— start Available data —

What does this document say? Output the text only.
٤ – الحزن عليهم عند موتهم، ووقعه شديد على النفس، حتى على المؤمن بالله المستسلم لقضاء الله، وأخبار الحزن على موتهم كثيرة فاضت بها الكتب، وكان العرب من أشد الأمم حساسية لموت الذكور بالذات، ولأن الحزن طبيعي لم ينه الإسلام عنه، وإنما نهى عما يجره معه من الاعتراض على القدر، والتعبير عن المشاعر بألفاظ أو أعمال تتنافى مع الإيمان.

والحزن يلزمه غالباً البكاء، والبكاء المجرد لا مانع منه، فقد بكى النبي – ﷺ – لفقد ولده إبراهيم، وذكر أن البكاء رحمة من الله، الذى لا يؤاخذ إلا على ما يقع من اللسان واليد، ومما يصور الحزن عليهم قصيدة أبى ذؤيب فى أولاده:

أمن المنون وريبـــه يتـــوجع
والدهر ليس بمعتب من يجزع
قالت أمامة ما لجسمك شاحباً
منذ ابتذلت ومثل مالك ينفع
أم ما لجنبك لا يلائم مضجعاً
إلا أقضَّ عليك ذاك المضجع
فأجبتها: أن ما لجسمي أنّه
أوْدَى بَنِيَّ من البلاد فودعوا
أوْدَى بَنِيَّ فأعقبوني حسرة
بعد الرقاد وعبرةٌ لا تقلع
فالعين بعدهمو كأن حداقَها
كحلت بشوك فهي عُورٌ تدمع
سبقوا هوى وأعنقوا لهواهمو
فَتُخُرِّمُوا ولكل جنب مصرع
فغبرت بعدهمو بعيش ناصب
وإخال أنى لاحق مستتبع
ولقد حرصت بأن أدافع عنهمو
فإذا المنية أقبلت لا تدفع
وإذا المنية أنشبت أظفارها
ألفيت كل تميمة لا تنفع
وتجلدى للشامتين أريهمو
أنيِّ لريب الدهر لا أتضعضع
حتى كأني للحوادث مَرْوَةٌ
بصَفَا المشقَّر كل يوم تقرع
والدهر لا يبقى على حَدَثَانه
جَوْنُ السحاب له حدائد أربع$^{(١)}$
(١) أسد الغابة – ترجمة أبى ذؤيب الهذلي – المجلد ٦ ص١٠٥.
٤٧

— end Available data —
— start Available data —

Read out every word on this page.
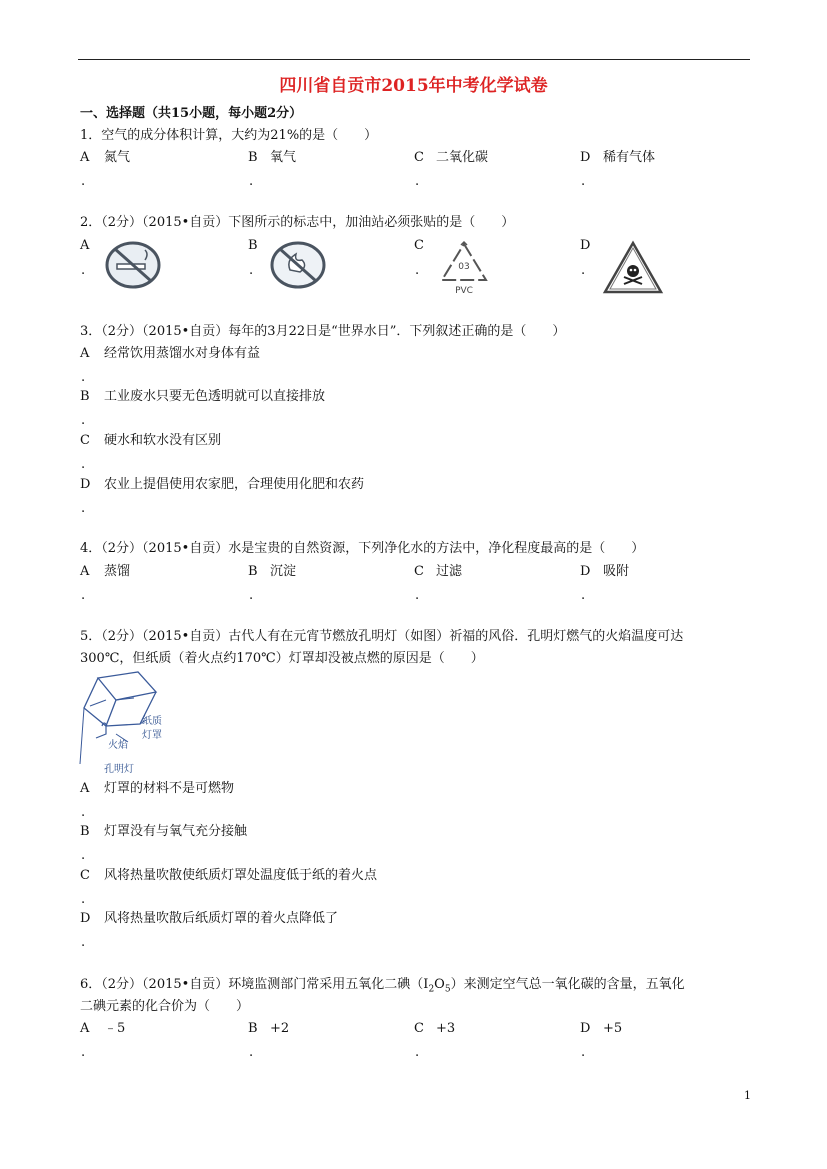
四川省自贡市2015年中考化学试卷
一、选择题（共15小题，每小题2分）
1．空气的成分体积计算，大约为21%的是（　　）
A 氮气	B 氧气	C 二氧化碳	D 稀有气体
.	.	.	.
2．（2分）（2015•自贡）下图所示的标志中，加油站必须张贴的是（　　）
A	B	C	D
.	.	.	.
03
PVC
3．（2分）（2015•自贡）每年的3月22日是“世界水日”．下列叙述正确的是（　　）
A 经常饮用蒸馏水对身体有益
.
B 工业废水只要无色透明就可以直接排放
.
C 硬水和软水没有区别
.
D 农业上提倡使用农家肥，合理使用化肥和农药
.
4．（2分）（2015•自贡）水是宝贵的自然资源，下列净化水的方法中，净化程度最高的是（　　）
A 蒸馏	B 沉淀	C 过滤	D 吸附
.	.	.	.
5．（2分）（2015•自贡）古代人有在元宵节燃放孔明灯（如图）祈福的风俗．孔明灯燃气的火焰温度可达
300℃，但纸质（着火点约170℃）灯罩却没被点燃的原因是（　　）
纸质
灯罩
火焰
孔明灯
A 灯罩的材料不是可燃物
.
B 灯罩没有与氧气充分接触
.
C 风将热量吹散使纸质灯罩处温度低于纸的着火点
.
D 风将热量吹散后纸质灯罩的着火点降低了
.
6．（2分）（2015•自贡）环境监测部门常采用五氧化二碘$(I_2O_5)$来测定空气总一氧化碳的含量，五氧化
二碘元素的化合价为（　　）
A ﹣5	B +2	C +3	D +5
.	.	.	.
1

— end Available data —

**What is needed**:
Using the records above, copy each line that contains "this".

**Result of the exercise**:
What does this document say? Output the text only.
Read out every word on this page.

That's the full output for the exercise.